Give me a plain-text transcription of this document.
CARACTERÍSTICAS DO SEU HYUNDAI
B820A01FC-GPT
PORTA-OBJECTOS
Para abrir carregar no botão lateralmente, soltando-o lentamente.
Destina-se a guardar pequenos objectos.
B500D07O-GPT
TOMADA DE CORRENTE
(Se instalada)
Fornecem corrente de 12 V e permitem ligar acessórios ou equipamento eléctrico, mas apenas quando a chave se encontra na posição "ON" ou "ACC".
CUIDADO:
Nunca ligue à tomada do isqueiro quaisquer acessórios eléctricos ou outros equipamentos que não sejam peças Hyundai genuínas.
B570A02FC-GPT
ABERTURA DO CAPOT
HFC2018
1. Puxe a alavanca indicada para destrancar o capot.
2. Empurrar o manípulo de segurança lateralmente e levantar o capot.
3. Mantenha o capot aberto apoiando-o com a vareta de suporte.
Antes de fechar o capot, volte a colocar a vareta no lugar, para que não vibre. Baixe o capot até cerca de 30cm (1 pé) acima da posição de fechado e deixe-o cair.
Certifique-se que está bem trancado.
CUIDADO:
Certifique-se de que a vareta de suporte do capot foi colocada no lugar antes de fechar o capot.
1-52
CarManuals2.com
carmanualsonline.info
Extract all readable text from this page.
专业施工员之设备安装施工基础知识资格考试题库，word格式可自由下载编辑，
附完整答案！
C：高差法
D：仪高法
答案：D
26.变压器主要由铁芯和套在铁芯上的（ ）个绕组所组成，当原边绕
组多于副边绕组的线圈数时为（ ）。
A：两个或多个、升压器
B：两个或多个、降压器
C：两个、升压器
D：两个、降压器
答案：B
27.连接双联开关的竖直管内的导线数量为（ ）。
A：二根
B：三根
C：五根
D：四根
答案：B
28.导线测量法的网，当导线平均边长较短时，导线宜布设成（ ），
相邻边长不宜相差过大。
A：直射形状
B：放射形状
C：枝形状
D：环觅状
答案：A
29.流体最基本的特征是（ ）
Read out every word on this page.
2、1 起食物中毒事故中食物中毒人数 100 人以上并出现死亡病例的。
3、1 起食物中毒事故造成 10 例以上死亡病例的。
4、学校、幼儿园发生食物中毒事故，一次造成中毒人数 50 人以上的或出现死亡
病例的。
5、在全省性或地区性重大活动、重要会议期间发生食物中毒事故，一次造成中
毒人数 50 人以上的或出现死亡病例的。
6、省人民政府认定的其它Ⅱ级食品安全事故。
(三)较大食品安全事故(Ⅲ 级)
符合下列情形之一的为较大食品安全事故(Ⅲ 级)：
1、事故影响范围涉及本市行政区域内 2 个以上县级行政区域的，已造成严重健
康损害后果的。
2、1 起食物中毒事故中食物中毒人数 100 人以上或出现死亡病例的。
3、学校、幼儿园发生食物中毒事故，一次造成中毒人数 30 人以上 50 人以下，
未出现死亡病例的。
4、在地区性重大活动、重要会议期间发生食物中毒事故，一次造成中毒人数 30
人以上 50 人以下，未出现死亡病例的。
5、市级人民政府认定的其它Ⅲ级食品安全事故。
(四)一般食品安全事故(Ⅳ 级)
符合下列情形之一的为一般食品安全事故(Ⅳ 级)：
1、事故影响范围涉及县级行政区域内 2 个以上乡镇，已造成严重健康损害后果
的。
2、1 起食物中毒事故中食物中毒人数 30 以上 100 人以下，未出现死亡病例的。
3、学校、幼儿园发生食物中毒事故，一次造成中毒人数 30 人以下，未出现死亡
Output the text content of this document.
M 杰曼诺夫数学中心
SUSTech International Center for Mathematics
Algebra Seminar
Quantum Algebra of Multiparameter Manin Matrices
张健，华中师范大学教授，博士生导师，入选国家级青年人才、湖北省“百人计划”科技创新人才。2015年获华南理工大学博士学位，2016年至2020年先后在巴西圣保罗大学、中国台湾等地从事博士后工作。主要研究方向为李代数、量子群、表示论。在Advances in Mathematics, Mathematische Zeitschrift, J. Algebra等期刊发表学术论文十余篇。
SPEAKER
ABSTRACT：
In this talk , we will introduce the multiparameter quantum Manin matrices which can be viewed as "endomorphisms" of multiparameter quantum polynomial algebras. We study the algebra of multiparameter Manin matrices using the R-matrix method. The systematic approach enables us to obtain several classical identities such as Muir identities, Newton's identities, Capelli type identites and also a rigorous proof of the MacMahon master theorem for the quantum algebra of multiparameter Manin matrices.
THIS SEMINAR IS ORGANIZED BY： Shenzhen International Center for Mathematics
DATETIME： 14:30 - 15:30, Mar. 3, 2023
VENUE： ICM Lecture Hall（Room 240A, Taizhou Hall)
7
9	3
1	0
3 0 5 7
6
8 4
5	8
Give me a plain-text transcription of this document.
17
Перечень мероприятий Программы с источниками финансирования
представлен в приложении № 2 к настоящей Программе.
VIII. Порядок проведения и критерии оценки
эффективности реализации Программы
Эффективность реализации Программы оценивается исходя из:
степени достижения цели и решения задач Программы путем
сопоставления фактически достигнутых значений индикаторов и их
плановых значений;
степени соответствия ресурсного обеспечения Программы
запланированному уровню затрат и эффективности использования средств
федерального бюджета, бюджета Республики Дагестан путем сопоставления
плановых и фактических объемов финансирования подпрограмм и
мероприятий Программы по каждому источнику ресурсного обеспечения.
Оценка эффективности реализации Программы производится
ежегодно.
-------
## To do
Locate the word "Mathematics" in the data above. Copy every line carrying it.

## Completed task
SUSTech International Center for Mathematics
张健，华中师范大学教授，博士生导师，入选国家级青年人才、湖北省“百人计划”科技创新人才。2015年获华南理工大学博士学位，2016年至2020年先后在巴西圣保罗大学、中国台湾等地从事博士后工作。主要研究方向为李代数、量子群、表示论。在Advances in Mathematics, Mathematische Zeitschrift, J. Algebra等期刊发表学术论文十余篇。
THIS SEMINAR IS ORGANIZED BY： Shenzhen International Center for Mathematics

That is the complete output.